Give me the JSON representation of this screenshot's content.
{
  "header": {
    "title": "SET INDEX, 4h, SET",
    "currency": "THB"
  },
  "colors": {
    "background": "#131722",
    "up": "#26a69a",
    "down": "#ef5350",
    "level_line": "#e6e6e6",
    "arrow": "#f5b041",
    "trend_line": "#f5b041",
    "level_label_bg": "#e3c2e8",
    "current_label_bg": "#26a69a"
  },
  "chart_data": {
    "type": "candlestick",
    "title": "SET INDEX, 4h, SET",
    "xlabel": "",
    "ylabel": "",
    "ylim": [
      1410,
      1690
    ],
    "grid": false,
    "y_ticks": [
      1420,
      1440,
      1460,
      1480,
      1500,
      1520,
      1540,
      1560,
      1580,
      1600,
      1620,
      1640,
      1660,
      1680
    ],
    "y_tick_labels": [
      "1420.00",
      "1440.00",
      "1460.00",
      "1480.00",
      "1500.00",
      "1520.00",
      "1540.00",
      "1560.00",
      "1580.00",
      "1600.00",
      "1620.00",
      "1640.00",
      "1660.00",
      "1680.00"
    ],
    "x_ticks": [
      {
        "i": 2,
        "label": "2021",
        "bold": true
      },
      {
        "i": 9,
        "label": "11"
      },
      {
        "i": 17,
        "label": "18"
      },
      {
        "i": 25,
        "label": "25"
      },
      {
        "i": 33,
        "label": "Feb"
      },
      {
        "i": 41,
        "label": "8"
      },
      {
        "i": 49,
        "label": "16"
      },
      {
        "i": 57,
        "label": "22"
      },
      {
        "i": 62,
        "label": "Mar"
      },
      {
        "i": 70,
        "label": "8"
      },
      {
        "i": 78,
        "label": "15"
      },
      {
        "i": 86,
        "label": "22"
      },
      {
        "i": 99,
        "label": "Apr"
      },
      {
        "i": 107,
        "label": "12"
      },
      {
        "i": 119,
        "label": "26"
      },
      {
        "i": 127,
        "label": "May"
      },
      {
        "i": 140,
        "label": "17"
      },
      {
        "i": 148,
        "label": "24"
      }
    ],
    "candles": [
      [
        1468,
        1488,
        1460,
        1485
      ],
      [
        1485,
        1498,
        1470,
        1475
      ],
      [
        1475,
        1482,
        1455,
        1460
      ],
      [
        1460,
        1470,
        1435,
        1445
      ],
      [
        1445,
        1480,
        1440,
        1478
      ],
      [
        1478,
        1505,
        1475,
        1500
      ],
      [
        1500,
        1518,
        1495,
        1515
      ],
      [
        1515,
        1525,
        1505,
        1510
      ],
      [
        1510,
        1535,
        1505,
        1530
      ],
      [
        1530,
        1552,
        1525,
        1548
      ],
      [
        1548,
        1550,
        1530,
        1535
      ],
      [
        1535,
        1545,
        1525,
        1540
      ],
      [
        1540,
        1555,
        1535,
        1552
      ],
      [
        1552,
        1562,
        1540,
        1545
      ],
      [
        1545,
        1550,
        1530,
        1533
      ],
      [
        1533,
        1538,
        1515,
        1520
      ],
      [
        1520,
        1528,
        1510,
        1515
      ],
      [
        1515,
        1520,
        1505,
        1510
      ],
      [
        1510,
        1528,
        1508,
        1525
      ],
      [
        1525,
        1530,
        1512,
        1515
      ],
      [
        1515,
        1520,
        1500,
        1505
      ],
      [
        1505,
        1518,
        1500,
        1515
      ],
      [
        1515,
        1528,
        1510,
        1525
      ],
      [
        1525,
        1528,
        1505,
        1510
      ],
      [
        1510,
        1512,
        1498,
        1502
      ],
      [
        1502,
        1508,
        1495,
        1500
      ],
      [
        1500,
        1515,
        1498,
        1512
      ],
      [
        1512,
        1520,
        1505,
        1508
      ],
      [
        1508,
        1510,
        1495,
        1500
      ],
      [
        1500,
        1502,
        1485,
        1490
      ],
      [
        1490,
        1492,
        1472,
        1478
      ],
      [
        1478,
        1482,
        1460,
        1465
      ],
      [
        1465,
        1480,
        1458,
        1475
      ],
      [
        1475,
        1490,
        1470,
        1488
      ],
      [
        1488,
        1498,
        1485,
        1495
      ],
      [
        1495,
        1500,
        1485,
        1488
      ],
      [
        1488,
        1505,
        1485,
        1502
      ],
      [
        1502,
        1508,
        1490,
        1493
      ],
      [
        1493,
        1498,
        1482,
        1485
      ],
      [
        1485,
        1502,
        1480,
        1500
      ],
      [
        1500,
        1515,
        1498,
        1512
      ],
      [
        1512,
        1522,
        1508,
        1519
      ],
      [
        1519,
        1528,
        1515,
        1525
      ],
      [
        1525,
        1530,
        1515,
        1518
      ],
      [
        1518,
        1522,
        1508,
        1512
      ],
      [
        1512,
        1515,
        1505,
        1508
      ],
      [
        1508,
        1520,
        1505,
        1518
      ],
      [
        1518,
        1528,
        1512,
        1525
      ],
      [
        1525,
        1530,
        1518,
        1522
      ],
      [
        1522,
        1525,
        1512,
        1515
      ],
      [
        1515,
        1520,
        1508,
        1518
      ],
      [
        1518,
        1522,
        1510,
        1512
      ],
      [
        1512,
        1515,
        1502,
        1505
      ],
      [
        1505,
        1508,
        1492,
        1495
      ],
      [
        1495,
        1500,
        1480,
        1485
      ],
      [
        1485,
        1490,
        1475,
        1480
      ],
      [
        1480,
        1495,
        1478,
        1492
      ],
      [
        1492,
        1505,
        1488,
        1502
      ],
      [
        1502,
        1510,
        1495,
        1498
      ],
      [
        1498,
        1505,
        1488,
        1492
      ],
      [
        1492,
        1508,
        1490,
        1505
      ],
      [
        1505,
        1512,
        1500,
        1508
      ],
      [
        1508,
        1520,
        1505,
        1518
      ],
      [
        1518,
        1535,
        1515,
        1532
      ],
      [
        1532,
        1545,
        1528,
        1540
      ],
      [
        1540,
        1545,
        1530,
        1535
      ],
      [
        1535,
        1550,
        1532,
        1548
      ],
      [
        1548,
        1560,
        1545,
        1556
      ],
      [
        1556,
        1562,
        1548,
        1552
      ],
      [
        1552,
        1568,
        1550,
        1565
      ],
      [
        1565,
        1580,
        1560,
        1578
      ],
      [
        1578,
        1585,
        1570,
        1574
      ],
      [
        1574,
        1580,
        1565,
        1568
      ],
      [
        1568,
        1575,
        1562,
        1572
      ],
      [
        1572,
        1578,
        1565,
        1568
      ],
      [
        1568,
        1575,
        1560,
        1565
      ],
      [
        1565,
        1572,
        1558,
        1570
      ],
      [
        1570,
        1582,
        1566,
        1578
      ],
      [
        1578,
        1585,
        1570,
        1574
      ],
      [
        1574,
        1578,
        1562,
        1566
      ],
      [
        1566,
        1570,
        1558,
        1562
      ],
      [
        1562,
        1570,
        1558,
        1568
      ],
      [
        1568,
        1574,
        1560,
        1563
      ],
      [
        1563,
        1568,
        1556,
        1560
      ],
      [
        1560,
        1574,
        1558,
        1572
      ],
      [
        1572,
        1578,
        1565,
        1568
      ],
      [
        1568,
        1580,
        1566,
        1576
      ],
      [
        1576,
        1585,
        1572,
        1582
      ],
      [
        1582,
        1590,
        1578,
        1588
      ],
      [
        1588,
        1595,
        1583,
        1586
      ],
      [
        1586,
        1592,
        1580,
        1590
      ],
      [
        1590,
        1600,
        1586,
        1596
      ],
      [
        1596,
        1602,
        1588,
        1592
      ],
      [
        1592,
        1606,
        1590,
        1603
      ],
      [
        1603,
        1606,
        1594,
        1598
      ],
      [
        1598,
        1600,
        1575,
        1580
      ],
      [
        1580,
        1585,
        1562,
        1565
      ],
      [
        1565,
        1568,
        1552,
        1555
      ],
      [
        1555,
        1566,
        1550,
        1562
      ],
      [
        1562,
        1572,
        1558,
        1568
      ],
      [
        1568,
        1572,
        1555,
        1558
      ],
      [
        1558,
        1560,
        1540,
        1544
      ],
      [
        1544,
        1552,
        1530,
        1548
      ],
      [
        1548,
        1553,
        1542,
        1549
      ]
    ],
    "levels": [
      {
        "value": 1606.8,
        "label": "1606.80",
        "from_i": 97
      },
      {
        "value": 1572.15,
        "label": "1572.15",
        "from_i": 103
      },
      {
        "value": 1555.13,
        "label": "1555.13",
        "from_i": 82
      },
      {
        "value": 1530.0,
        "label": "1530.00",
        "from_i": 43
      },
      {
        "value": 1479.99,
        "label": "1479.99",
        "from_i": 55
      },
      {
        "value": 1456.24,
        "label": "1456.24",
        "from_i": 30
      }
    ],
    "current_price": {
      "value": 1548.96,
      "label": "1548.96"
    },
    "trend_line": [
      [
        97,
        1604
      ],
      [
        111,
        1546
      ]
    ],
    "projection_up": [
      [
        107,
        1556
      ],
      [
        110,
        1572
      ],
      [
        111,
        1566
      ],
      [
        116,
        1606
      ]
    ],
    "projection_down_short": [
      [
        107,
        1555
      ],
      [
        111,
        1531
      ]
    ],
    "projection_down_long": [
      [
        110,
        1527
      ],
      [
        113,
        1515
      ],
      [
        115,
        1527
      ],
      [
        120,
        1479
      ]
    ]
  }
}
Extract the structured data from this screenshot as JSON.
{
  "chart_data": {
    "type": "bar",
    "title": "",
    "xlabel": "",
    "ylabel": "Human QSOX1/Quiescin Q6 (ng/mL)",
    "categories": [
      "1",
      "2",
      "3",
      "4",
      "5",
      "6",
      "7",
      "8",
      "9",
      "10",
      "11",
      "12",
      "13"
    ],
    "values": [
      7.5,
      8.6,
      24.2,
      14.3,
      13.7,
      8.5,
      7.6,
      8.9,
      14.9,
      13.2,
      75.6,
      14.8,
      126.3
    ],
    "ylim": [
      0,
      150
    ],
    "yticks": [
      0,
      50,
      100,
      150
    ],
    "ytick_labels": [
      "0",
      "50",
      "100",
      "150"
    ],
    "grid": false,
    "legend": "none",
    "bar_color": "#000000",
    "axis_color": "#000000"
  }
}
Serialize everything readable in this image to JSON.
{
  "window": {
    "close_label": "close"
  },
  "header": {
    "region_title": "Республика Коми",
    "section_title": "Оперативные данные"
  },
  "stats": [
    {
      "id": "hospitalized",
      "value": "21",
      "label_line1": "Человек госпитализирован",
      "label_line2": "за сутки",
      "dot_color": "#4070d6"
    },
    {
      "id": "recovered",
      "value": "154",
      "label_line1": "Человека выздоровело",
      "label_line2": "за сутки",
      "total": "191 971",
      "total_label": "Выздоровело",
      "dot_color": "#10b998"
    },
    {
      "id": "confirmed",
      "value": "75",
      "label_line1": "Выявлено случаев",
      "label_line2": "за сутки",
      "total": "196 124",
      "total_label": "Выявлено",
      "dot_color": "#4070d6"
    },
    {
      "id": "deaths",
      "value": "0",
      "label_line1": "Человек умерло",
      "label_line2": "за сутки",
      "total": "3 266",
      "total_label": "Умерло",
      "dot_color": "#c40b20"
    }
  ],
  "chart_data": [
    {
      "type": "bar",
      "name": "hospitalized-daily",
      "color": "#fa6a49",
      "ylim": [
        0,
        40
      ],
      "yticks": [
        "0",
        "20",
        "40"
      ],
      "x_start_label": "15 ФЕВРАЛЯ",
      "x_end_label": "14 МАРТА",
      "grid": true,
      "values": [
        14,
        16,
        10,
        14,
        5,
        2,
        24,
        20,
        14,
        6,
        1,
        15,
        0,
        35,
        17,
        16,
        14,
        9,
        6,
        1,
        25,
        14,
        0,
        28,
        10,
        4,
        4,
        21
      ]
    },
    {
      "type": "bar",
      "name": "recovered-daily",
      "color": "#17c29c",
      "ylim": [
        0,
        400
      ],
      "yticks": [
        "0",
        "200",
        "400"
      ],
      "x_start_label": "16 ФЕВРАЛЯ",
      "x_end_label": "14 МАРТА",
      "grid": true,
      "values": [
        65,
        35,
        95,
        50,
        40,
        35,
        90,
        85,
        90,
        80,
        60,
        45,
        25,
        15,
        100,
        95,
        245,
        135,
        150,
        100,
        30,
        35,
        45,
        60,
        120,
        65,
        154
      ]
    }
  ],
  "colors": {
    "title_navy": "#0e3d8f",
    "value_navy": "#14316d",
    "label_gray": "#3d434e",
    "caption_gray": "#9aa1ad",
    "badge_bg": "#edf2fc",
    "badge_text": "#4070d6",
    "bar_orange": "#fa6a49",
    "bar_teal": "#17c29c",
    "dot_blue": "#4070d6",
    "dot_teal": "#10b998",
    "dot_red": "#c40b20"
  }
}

########

▶ _EXERCISE PROMPT_
Scan the material above. Copy each line where "screenshot" occurs.

▶ _WORKED SOLUTION_
Give me the JSON representation of this screenshot's content.
Extract the structured data from this screenshot as JSON.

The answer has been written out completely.